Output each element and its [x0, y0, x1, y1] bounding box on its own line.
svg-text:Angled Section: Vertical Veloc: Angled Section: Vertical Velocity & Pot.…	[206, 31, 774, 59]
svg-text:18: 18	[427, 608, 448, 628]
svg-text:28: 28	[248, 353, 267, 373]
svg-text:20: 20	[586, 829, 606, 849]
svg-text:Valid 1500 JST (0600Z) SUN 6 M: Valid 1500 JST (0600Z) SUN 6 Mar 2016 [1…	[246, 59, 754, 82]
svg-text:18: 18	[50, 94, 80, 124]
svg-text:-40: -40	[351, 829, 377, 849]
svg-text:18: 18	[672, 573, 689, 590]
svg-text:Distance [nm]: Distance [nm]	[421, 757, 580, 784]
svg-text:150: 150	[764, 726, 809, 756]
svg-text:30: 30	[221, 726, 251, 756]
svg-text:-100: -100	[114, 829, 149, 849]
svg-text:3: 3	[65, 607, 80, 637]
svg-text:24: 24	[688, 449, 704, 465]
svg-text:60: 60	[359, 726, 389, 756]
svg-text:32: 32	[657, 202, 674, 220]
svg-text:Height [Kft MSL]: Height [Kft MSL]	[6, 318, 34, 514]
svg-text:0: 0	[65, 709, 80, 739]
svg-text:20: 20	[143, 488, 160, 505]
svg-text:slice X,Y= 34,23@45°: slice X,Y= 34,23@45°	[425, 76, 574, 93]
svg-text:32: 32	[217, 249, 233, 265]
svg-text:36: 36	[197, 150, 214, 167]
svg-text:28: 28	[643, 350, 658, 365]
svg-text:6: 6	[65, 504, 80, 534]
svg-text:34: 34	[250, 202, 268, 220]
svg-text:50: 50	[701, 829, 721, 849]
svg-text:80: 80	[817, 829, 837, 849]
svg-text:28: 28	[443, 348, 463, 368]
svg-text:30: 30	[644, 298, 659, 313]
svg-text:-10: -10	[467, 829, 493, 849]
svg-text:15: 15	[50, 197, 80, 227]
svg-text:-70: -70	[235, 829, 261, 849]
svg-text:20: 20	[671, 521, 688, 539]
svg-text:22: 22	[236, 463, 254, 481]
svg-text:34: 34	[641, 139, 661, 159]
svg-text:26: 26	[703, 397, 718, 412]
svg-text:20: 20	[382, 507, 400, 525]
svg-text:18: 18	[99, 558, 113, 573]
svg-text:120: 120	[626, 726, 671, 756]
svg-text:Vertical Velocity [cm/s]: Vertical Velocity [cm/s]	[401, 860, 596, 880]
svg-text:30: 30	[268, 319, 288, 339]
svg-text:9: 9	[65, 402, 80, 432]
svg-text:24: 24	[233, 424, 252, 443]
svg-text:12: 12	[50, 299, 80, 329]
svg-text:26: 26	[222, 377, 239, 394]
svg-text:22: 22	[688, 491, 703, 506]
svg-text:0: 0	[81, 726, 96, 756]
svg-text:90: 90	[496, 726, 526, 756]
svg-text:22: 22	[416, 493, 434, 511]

EXERCISE REQUIREMENTS:
How many lines in the entries above contain the string "Velocity"? Case matters, and the reply should be only the number.

TASK SOLUTION:
2